Task instructions >> Where a line contains the string "компетенции", copy that line.

━━ Records for the task

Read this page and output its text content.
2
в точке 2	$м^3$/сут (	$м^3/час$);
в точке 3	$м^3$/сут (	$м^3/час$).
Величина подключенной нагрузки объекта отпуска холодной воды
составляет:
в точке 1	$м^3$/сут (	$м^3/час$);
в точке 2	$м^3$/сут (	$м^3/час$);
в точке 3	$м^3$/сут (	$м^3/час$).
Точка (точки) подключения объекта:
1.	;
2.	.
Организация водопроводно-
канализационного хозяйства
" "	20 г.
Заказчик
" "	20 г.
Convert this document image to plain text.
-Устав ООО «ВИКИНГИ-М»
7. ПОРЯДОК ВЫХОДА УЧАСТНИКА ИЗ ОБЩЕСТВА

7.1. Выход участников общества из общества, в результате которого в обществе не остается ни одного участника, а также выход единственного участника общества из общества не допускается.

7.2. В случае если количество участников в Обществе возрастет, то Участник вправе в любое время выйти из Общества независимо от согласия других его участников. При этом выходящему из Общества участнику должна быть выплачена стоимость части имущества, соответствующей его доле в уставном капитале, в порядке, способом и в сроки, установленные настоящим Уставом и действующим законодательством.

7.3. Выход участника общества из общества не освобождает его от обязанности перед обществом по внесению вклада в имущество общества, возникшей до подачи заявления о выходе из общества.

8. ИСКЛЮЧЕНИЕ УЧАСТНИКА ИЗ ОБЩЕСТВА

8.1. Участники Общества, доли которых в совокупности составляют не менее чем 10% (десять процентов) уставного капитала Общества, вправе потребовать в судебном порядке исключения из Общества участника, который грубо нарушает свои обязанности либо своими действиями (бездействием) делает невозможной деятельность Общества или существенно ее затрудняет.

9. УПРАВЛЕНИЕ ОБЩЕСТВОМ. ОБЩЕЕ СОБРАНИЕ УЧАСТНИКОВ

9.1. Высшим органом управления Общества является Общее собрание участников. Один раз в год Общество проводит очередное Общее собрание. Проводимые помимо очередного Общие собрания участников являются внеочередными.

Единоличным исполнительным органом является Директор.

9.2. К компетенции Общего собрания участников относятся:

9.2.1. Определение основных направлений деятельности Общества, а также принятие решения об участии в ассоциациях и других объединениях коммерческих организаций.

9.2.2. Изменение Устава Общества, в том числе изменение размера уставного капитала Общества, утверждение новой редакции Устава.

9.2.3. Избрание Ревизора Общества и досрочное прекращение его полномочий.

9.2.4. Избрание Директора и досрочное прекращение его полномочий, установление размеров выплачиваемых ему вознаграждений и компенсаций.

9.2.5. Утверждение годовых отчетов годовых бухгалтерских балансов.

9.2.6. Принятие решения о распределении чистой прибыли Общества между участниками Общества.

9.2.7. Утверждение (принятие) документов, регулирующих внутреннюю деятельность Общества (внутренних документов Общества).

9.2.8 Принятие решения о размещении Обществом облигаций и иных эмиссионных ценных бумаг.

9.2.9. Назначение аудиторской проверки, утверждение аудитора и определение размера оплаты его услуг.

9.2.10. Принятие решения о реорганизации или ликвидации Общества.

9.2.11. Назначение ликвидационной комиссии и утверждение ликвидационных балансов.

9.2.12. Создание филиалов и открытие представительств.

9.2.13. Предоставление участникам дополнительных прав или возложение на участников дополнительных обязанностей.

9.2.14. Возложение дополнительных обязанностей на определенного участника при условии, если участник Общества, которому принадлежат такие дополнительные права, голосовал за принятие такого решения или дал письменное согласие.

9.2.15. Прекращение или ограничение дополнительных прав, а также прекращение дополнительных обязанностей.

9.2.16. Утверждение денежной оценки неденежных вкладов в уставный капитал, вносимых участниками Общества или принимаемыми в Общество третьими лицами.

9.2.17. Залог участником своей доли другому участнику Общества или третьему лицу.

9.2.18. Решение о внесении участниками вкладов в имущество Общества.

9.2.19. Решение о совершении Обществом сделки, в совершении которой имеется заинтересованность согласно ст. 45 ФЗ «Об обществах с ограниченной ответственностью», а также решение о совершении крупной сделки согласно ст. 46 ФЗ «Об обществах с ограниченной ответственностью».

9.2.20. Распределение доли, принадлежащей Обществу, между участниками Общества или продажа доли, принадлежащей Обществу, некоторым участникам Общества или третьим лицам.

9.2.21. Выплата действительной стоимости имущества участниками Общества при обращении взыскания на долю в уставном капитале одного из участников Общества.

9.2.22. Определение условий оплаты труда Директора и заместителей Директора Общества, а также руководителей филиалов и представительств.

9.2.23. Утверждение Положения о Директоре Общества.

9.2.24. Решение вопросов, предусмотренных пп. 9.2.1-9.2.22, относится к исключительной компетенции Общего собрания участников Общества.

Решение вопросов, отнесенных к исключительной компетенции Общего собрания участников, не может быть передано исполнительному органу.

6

━━━━

Written reply >>
9.2. К компетенции Общего собрания участников относятся:
9.2.24. Решение вопросов, предусмотренных пп. 9.2.1-9.2.22, относится к исключительной компетенции Общего собрания участников Общества.
Решение вопросов, отнесенных к исключительной компетенции Общего собрания участников, не может быть передано исполнительному органу.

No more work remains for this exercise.